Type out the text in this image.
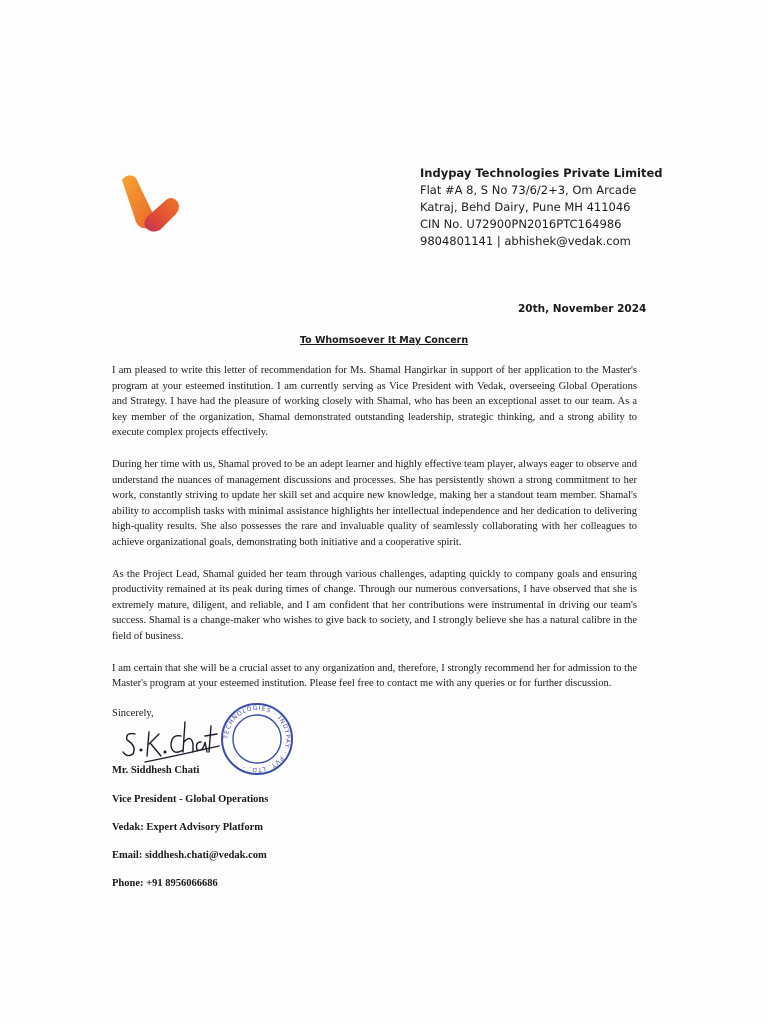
Indypay Technologies Private Limited
Flat #A 8, S No 73/6/2+3, Om Arcade
Katraj, Behd Dairy, Pune MH 411046
CIN No. U72900PN2016PTC164986
9804801141 | abhishek@vedak.com
20th, November 2024
To Whomsoever It May Concern

I am pleased to write this letter of recommendation for Ms. Shamal Hangirkar in support of her application to the Master's program at your esteemed institution. I am currently serving as Vice President with Vedak, overseeing Global Operations and Strategy. I have had the pleasure of working closely with Shamal, who has been an exceptional asset to our team. As a key member of the organization, Shamal demonstrated outstanding leadership, strategic thinking, and a strong ability to execute complex projects effectively.

During her time with us, Shamal proved to be an adept learner and highly effective team player, always eager to observe and understand the nuances of management discussions and processes. She has persistently shown a strong commitment to her work, constantly striving to update her skill set and acquire new knowledge, making her a standout team member. Shamal's ability to accomplish tasks with minimal assistance highlights her intellectual independence and her dedication to delivering high-quality results. She also possesses the rare and invaluable quality of seamlessly collaborating with her colleagues to achieve organizational goals, demonstrating both initiative and a cooperative spirit.

As the Project Lead, Shamal guided her team through various challenges, adapting quickly to company goals and ensuring productivity remained at its peak during times of change. Through our numerous conversations, I have observed that she is extremely mature, diligent, and reliable, and I am confident that her contributions were instrumental in driving our team's success. Shamal is a change-maker who wishes to give back to society, and I strongly believe she has a natural calibre in the field of business.

I am certain that she will be a crucial asset to any organization and, therefore, I strongly recommend her for admission to the Master's program at your esteemed institution. Please feel free to contact me with any queries or for further discussion.

Sincerely,
TECHNOLOGIES · INDYPAY · PVT. LTD. ·
Mr. Siddhesh Chati
Vice President - Global Operations
Vedak: Expert Advisory Platform
Email: siddhesh.chati@vedak.com
Phone: +91 8956066686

-----

▶ _Exercise aim_
Of the lines in the data, how many hold the string "President"? State the number, nothing else.

▶ _Finished exercise_
2